(Entries with figure data)
◆ ◆ ◆ ◆
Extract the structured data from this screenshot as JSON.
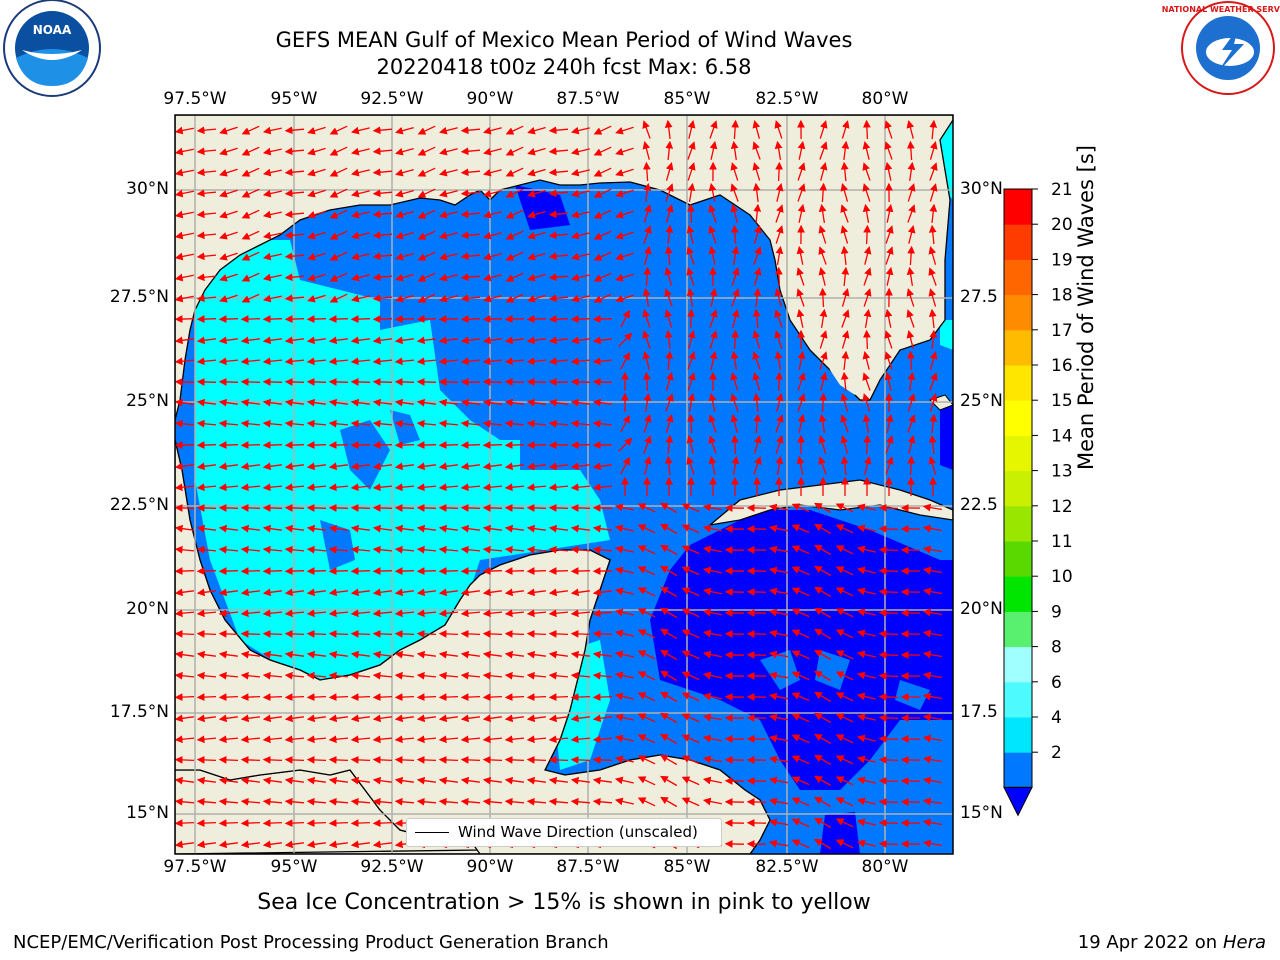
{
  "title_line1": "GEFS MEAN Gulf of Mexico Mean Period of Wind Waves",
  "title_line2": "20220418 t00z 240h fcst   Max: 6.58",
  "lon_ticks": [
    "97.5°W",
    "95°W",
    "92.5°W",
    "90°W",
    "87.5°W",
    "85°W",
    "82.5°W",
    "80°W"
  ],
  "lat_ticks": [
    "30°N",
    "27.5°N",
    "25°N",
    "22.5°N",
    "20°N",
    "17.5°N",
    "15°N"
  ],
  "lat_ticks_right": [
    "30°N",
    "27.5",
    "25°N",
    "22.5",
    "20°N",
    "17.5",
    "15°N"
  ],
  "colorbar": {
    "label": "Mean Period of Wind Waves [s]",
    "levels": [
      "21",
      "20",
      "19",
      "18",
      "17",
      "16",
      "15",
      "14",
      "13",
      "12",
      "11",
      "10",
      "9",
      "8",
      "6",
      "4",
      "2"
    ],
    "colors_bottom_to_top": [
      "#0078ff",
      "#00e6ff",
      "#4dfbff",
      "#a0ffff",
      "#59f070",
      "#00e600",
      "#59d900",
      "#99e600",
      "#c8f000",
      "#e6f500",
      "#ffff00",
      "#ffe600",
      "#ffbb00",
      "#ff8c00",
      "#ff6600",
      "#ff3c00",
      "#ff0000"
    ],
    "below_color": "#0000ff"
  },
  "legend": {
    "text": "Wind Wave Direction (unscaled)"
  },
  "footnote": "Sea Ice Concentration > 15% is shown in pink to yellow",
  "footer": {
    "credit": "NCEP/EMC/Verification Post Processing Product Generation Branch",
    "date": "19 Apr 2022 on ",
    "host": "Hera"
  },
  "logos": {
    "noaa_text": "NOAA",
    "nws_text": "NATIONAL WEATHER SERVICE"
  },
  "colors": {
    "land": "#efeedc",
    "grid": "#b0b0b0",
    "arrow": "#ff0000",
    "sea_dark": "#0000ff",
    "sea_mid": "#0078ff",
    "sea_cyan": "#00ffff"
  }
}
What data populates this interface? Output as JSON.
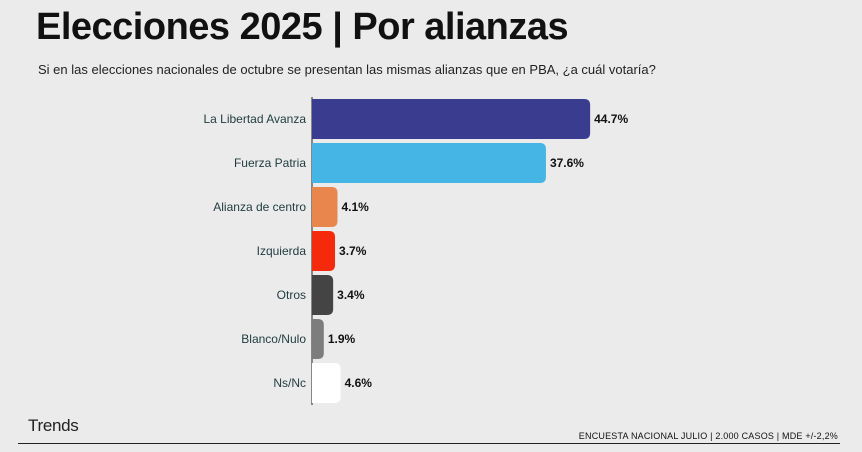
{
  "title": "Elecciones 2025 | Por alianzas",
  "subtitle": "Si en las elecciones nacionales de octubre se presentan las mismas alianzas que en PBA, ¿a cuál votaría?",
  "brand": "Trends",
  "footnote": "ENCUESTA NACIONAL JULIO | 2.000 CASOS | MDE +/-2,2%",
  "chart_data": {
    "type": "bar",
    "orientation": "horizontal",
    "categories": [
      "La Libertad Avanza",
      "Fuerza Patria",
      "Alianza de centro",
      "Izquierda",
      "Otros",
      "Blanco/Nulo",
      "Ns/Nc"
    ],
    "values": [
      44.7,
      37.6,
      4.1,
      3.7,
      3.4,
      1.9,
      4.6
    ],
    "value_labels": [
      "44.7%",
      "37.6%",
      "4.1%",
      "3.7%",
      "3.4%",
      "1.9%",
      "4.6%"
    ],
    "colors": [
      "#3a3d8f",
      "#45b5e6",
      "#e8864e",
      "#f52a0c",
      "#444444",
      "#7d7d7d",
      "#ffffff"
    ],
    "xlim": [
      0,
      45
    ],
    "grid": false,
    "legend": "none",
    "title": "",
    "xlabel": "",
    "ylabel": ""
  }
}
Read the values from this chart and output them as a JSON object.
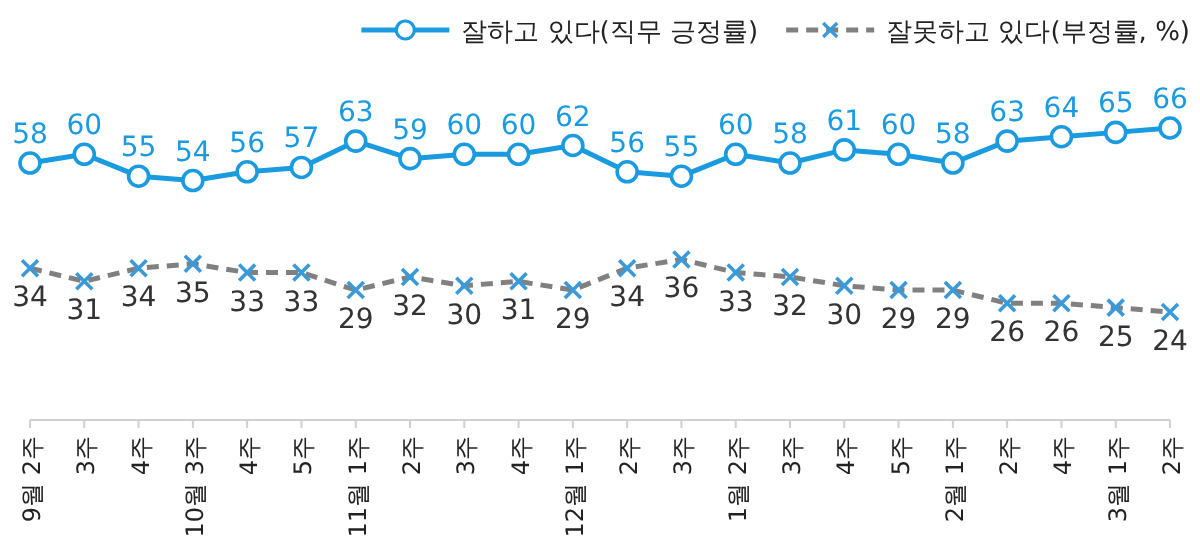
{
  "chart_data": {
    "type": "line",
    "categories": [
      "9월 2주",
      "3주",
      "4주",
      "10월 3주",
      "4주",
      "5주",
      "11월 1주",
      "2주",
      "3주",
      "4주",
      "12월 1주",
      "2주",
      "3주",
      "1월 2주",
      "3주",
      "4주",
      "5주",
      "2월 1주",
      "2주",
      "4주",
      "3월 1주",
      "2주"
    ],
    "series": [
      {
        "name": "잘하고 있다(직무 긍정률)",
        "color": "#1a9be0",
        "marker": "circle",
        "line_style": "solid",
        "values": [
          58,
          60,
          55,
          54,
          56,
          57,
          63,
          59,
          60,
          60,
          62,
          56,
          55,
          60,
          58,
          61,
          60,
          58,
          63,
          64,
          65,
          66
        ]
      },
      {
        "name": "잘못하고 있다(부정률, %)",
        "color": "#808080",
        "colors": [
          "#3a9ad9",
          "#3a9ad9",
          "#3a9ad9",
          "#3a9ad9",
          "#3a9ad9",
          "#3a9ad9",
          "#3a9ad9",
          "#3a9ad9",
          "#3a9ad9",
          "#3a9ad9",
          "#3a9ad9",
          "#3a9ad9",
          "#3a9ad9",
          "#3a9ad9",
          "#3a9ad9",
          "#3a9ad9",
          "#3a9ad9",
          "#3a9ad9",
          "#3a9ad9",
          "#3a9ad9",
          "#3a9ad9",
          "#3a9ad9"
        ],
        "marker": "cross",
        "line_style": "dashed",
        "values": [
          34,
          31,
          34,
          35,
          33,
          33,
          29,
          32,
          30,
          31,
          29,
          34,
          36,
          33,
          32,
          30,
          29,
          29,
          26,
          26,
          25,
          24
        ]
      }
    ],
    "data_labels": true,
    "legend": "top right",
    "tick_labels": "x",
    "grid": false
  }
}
◆ ◆ ◆ ◆
The problem ▸ Show the lines of the material that contain the word "values".

Answer for the task ▸
    "values": [
Read the values from this chart and output them as a JSON object.
        "values": [
        "values": [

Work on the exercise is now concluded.